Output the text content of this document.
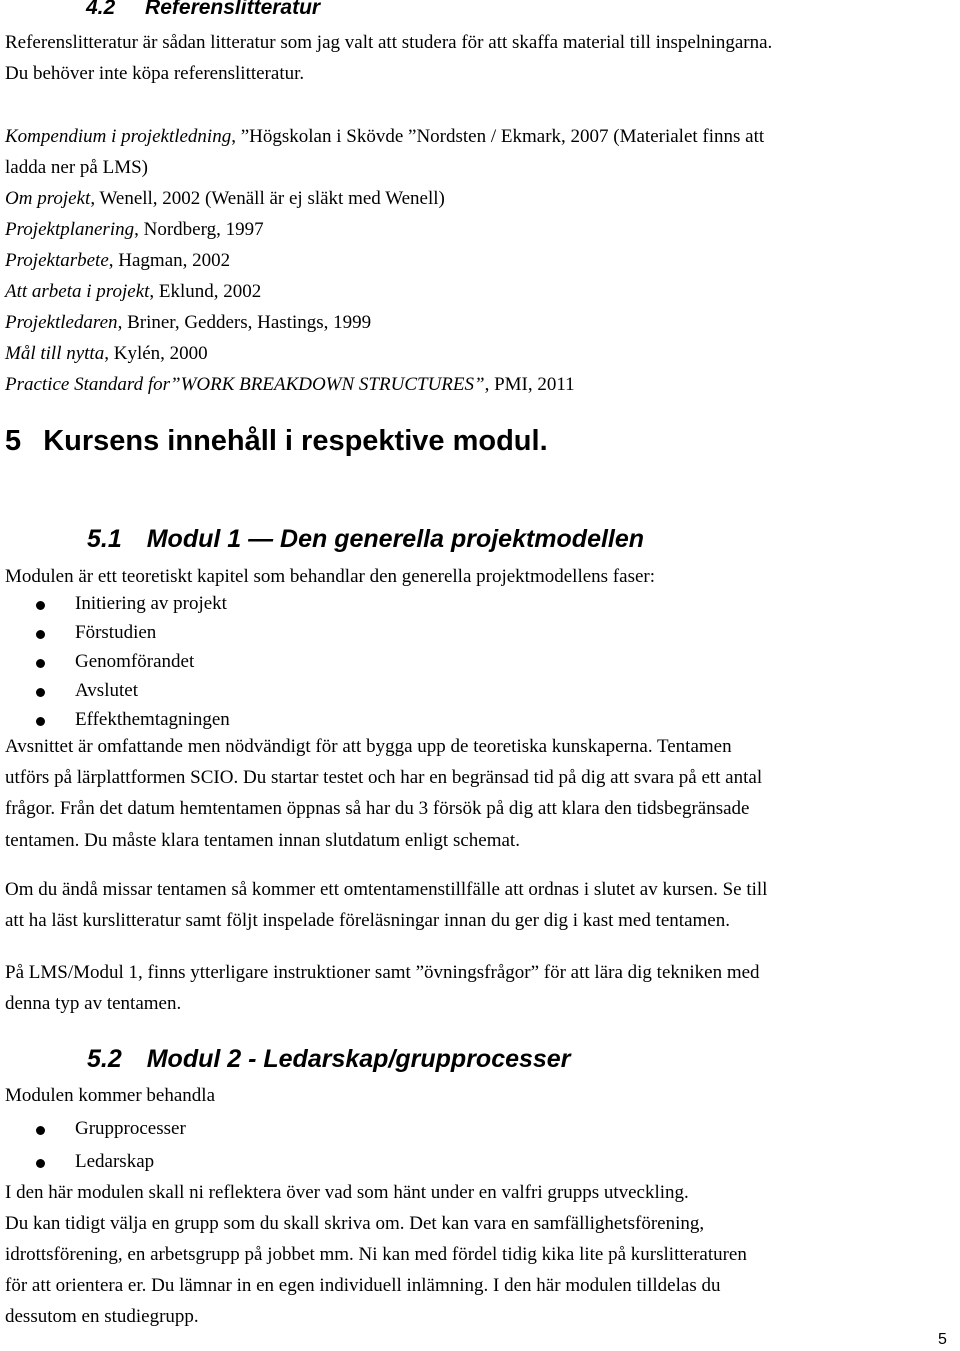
4.2 Referenslitteratur
Referenslitteratur är sådan litteratur som jag valt att studera för att skaffa material till inspelningarna.
Du behöver inte köpa referenslitteratur.
Kompendium i projektledning, ”Högskolan i Skövde ”Nordsten / Ekmark, 2007 (Materialet finns att
ladda ner på LMS)
Om projekt, Wenell, 2002 (Wenäll är ej släkt med Wenell)
Projektplanering, Nordberg, 1997
Projektarbete, Hagman, 2002
Att arbeta i projekt, Eklund, 2002
Projektledaren, Briner, Gedders, Hastings, 1999
Mål till nytta, Kylén, 2000
Practice Standard for”WORK BREAKDOWN STRUCTURES”, PMI, 2011
5 Kursens innehåll i respektive modul.
5.1 Modul 1 — Den generella projektmodellen
Modulen är ett teoretiskt kapitel som behandlar den generella projektmodellens faser:
Initiering av projekt
Förstudien
Genomförandet
Avslutet
Effekthemtagningen
Avsnittet är omfattande men nödvändigt för att bygga upp de teoretiska kunskaperna. Tentamen
utförs på lärplattformen SCIO. Du startar testet och har en begränsad tid på dig att svara på ett antal
frågor. Från det datum hemtentamen öppnas så har du 3 försök på dig att klara den tidsbegränsade
tentamen. Du måste klara tentamen innan slutdatum enligt schemat.
Om du ändå missar tentamen så kommer ett omtentamenstillfälle att ordnas i slutet av kursen. Se till
att ha läst kurslitteratur samt följt inspelade föreläsningar innan du ger dig i kast med tentamen.
På LMS/Modul 1, finns ytterligare instruktioner samt ”övningsfrågor” för att lära dig tekniken med
denna typ av tentamen.
5.2 Modul 2 - Ledarskap/grupprocesser
Modulen kommer behandla
Grupprocesser
Ledarskap
I den här modulen skall ni reflektera över vad som hänt under en valfri grupps utveckling.
Du kan tidigt välja en grupp som du skall skriva om. Det kan vara en samfällighetsförening,
idrottsförening, en arbetsgrupp på jobbet mm. Ni kan med fördel tidig kika lite på kurslitteraturen
för att orientera er. Du lämnar in en egen individuell inlämning. I den här modulen tilldelas du
dessutom en studiegrupp.
5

+ + + + + + +

Work to complete = In the records above, find the lines containing "Ledarskap" and copy them.

Solution =
5.2 Modul 2 - Ledarskap/grupprocesser
Ledarskap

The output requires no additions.